_WHAT YOU ARE ASKED TO DO:_ Print the whole listing exactly.

_Extracted data entries:_

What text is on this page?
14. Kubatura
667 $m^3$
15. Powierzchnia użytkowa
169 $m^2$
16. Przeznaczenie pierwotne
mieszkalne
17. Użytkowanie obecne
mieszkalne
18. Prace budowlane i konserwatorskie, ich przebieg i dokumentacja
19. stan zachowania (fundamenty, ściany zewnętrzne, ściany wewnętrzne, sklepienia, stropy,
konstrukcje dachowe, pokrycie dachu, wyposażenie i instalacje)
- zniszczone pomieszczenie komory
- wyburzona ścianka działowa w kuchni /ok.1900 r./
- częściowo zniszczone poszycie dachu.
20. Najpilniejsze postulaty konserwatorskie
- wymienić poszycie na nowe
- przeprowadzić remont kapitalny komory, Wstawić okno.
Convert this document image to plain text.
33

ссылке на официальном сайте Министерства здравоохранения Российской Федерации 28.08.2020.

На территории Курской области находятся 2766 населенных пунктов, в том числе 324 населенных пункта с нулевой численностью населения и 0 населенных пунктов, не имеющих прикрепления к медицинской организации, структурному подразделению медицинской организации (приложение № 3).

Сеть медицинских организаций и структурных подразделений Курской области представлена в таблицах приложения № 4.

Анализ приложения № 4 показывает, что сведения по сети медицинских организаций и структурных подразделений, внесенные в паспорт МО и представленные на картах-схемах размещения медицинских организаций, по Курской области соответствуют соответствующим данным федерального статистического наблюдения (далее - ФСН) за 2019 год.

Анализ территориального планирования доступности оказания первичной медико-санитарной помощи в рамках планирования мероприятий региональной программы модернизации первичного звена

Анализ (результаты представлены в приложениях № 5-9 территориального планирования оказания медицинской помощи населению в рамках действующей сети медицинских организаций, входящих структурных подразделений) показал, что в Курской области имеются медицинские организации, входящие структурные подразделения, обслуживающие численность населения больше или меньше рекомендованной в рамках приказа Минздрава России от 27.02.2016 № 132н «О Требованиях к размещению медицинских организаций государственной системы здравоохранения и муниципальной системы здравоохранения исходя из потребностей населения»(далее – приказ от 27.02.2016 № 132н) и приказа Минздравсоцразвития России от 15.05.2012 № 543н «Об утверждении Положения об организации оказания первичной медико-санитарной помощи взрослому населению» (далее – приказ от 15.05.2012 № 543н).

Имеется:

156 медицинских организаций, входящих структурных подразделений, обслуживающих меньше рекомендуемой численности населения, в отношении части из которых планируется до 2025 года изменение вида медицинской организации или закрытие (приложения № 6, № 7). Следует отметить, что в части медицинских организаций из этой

_PROBLEM SOLUTION:_
What text is on this page?
14. Kubatura
667 $m^3$
15. Powierzchnia użytkowa
169 $m^2$
16. Przeznaczenie pierwotne
mieszkalne
17. Użytkowanie obecne
mieszkalne
18. Prace budowlane i konserwatorskie, ich przebieg i dokumentacja
19. stan zachowania (fundamenty, ściany zewnętrzne, ściany wewnętrzne, sklepienia, stropy,
konstrukcje dachowe, pokrycie dachu, wyposażenie i instalacje)
- zniszczone pomieszczenie komory
- wyburzona ścianka działowa w kuchni /ok.1900 r./
- częściowo zniszczone poszycie dachu.
20. Najpilniejsze postulaty konserwatorskie
- wymienić poszycie na nowe
- przeprowadzić remont kapitalny komory, Wstawić okno.
Convert this document image to plain text.
33

ссылке на официальном сайте Министерства здравоохранения Российской Федерации 28.08.2020.

На территории Курской области находятся 2766 населенных пунктов, в том числе 324 населенных пункта с нулевой численностью населения и 0 населенных пунктов, не имеющих прикрепления к медицинской организации, структурному подразделению медицинской организации (приложение № 3).

Сеть медицинских организаций и структурных подразделений Курской области представлена в таблицах приложения № 4.

Анализ приложения № 4 показывает, что сведения по сети медицинских организаций и структурных подразделений, внесенные в паспорт МО и представленные на картах-схемах размещения медицинских организаций, по Курской области соответствуют соответствующим данным федерального статистического наблюдения (далее - ФСН) за 2019 год.

Анализ территориального планирования доступности оказания первичной медико-санитарной помощи в рамках планирования мероприятий региональной программы модернизации первичного звена

Анализ (результаты представлены в приложениях № 5-9 территориального планирования оказания медицинской помощи населению в рамках действующей сети медицинских организаций, входящих структурных подразделений) показал, что в Курской области имеются медицинские организации, входящие структурные подразделения, обслуживающие численность населения больше или меньше рекомендованной в рамках приказа Минздрава России от 27.02.2016 № 132н «О Требованиях к размещению медицинских организаций государственной системы здравоохранения и муниципальной системы здравоохранения исходя из потребностей населения»(далее – приказ от 27.02.2016 № 132н) и приказа Минздравсоцразвития России от 15.05.2012 № 543н «Об утверждении Положения об организации оказания первичной медико-санитарной помощи взрослому населению» (далее – приказ от 15.05.2012 № 543н).

Имеется:

156 медицинских организаций, входящих структурных подразделений, обслуживающих меньше рекомендуемой численности населения, в отношении части из которых планируется до 2025 года изменение вида медицинской организации или закрытие (приложения № 6, № 7). Следует отметить, что в части медицинских организаций из этой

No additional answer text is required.